■ **AIM**
From the entries below, gather each line containing the word "name".

**** TASK INPUTS

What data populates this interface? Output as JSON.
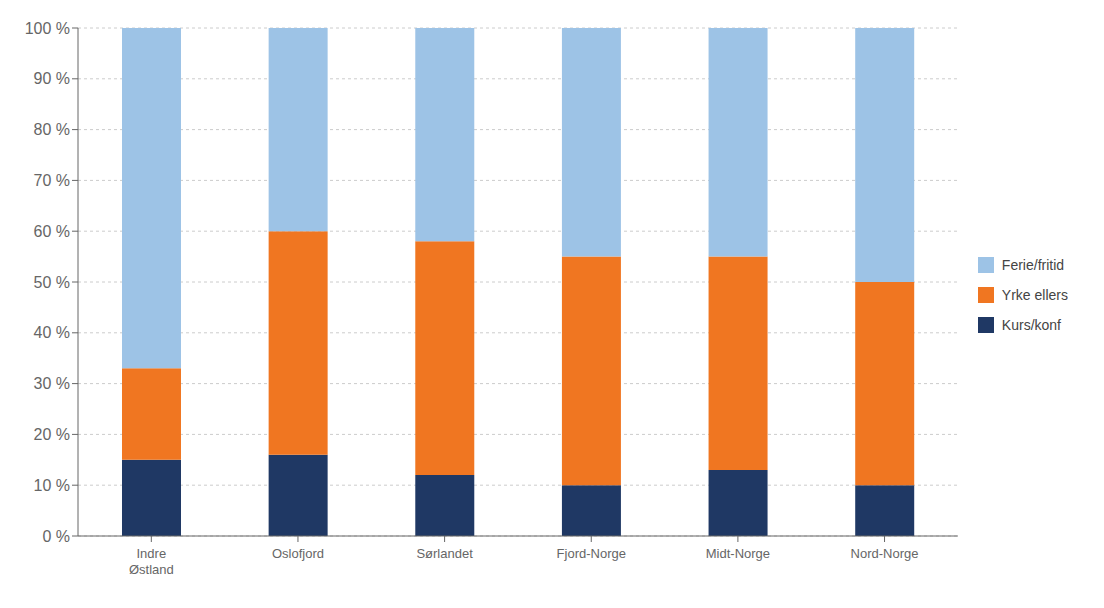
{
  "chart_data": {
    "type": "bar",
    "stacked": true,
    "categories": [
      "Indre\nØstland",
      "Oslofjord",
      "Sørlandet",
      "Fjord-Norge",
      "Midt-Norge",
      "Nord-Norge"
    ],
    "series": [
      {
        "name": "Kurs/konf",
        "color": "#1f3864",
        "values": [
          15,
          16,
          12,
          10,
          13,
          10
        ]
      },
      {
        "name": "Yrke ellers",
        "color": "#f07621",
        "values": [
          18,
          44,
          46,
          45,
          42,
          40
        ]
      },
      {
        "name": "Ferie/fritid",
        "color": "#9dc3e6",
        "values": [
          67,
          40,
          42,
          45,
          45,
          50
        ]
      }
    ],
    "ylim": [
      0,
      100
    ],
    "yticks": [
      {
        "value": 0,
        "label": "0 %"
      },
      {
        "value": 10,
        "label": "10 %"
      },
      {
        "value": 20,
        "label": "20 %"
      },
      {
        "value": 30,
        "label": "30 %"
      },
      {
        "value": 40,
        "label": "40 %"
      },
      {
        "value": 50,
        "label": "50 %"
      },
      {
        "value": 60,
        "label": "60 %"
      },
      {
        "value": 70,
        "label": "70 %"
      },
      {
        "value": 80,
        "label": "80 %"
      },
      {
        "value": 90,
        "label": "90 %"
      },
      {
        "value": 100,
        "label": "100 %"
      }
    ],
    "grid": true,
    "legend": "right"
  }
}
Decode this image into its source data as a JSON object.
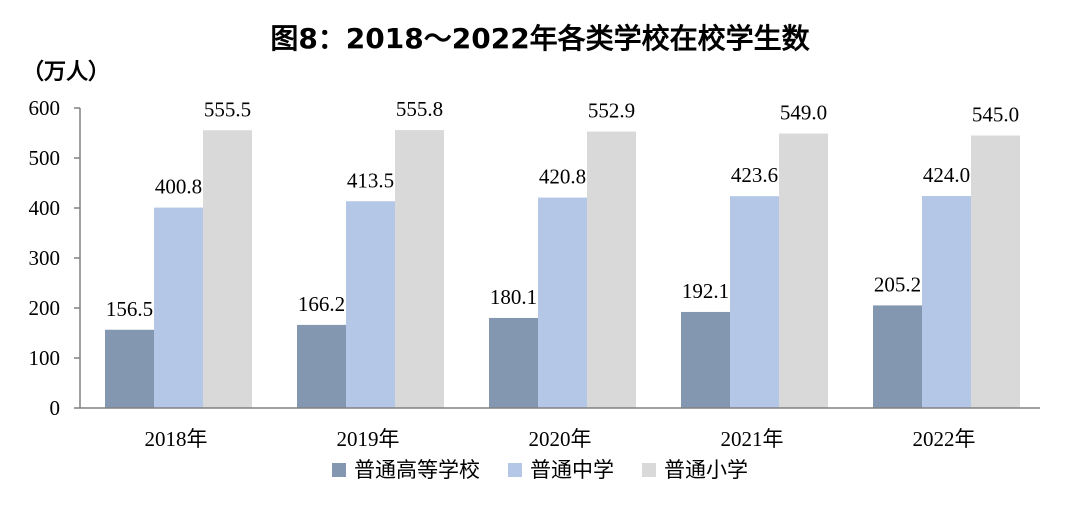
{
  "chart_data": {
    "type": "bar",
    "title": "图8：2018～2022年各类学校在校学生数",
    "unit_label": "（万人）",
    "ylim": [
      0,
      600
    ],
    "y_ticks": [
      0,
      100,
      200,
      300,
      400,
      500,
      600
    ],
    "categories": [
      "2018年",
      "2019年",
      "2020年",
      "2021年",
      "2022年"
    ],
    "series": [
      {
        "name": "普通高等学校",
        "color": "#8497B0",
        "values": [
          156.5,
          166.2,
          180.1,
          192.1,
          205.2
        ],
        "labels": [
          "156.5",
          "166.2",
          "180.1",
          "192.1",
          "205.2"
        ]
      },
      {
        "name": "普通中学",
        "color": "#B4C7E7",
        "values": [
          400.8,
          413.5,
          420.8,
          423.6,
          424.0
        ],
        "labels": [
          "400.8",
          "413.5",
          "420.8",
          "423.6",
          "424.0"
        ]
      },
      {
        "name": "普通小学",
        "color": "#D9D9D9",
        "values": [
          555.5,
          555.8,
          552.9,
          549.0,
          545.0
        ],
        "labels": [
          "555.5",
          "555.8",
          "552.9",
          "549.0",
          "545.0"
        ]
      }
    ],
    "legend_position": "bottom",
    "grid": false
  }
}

********

■ **ANSWER BELOW**
        "name": "Kurs/konf",
        "name": "Yrke ellers",
        "name": "Ferie/fritid",
        "name": "普通高等学校",
        "name": "普通中学",
        "name": "普通小学",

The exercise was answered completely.